The exercise: The records below must be copied in full; omit the images.

--- Start Dataset extract ---

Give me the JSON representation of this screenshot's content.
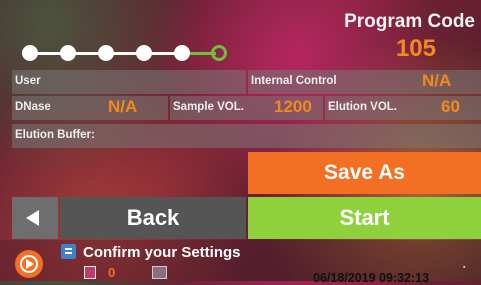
{
  "program_code": {
    "label": "Program Code",
    "value": "105"
  },
  "stepper": {
    "total_steps": 6,
    "completed_steps": 5,
    "current_step": 6
  },
  "fields": {
    "user": {
      "label": "User",
      "value": ""
    },
    "internal_control": {
      "label": "Internal Control",
      "value": "N/A"
    },
    "dnase": {
      "label": "DNase",
      "value": "N/A"
    },
    "sample_vol": {
      "label": "Sample VOL.",
      "value": "1200"
    },
    "elution_vol": {
      "label": "Elution VOL.",
      "value": "60"
    },
    "elution_buffer": {
      "label": "Elution Buffer:",
      "value": ""
    }
  },
  "buttons": {
    "save_as": "Save As",
    "back": "Back",
    "start": "Start"
  },
  "status": {
    "message": "Confirm your Settings",
    "tube_count": "0",
    "datetime": "06/18/2019 09:32:13"
  },
  "colors": {
    "accent_orange": "#f26f24",
    "value_orange": "#f08a1e",
    "start_green": "#8fd13c",
    "step_green": "#6fc13a"
  }
}
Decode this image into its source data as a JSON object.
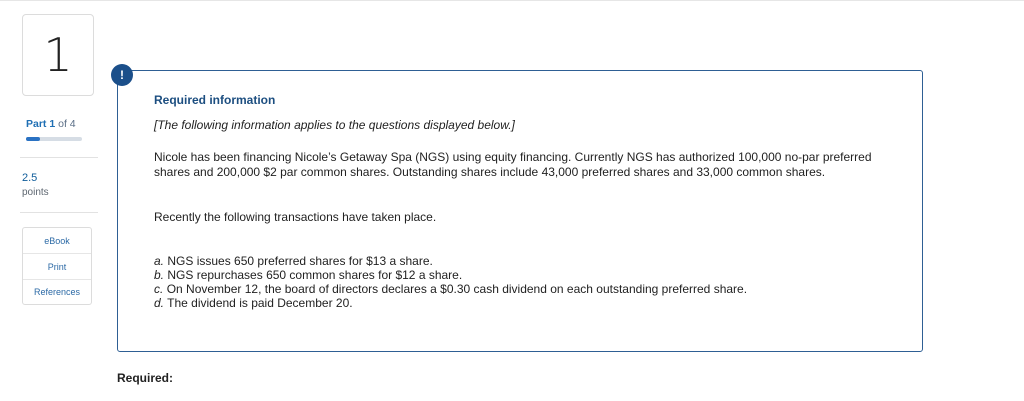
{
  "question_number": "1",
  "part": {
    "prefix": "Part",
    "current": "1",
    "of_label": "of 4",
    "progress_fraction": 0.25
  },
  "points": {
    "value": "2.5",
    "label": "points"
  },
  "side_buttons": [
    "eBook",
    "Print",
    "References"
  ],
  "alert_icon": "!",
  "info": {
    "heading": "Required information",
    "intro": "[The following information applies to the questions displayed below.]",
    "paragraph1": "Nicole has been financing Nicole’s Getaway Spa (NGS) using equity financing. Currently NGS has authorized 100,000 no-par preferred shares and 200,000 $2 par common shares. Outstanding shares include 43,000 preferred shares and 33,000 common shares.",
    "paragraph2": "Recently the following transactions have taken place.",
    "transactions": [
      {
        "letter": "a.",
        "text": "NGS issues 650 preferred shares for $13 a share."
      },
      {
        "letter": "b.",
        "text": "NGS repurchases 650 common shares for $12 a share."
      },
      {
        "letter": "c.",
        "text": "On November 12, the board of directors declares a $0.30 cash dividend on each outstanding preferred share."
      },
      {
        "letter": "d.",
        "text": "The dividend is paid December 20."
      }
    ]
  },
  "required_label": "Required:",
  "colors": {
    "accent": "#1f6fb4",
    "alert": "#1b4f8a",
    "border": "#2e5f94"
  },
  "icons": {
    "alert": "exclamation-icon"
  }
}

--- End Dataset extract ---

Solution below:
Give me the JSON representation of this screenshot's content.
{
  "program_code": {
    "label": "Program Code",
    "value": "105"
  },
  "stepper": {
    "total_steps": 6,
    "completed_steps": 5,
    "current_step": 6
  },
  "fields": {
    "user": {
      "label": "User",
      "value": ""
    },
    "internal_control": {
      "label": "Internal Control",
      "value": "N/A"
    },
    "dnase": {
      "label": "DNase",
      "value": "N/A"
    },
    "sample_vol": {
      "label": "Sample VOL.",
      "value": "1200"
    },
    "elution_vol": {
      "label": "Elution VOL.",
      "value": "60"
    },
    "elution_buffer": {
      "label": "Elution Buffer:",
      "value": ""
    }
  },
  "buttons": {
    "save_as": "Save As",
    "back": "Back",
    "start": "Start"
  },
  "status": {
    "message": "Confirm your Settings",
    "tube_count": "0",
    "datetime": "06/18/2019 09:32:13"
  },
  "colors": {
    "accent_orange": "#f26f24",
    "value_orange": "#f08a1e",
    "start_green": "#8fd13c",
    "step_green": "#6fc13a"
  }
}
Decode this image into its source data as a JSON object.
{
  "question_number": "1",
  "part": {
    "prefix": "Part",
    "current": "1",
    "of_label": "of 4",
    "progress_fraction": 0.25
  },
  "points": {
    "value": "2.5",
    "label": "points"
  },
  "side_buttons": [
    "eBook",
    "Print",
    "References"
  ],
  "alert_icon": "!",
  "info": {
    "heading": "Required information",
    "intro": "[The following information applies to the questions displayed below.]",
    "paragraph1": "Nicole has been financing Nicole’s Getaway Spa (NGS) using equity financing. Currently NGS has authorized 100,000 no-par preferred shares and 200,000 $2 par common shares. Outstanding shares include 43,000 preferred shares and 33,000 common shares.",
    "paragraph2": "Recently the following transactions have taken place.",
    "transactions": [
      {
        "letter": "a.",
        "text": "NGS issues 650 preferred shares for $13 a share."
      },
      {
        "letter": "b.",
        "text": "NGS repurchases 650 common shares for $12 a share."
      },
      {
        "letter": "c.",
        "text": "On November 12, the board of directors declares a $0.30 cash dividend on each outstanding preferred share."
      },
      {
        "letter": "d.",
        "text": "The dividend is paid December 20."
      }
    ]
  },
  "required_label": "Required:",
  "colors": {
    "accent": "#1f6fb4",
    "alert": "#1b4f8a",
    "border": "#2e5f94"
  },
  "icons": {
    "alert": "exclamation-icon"
  }
}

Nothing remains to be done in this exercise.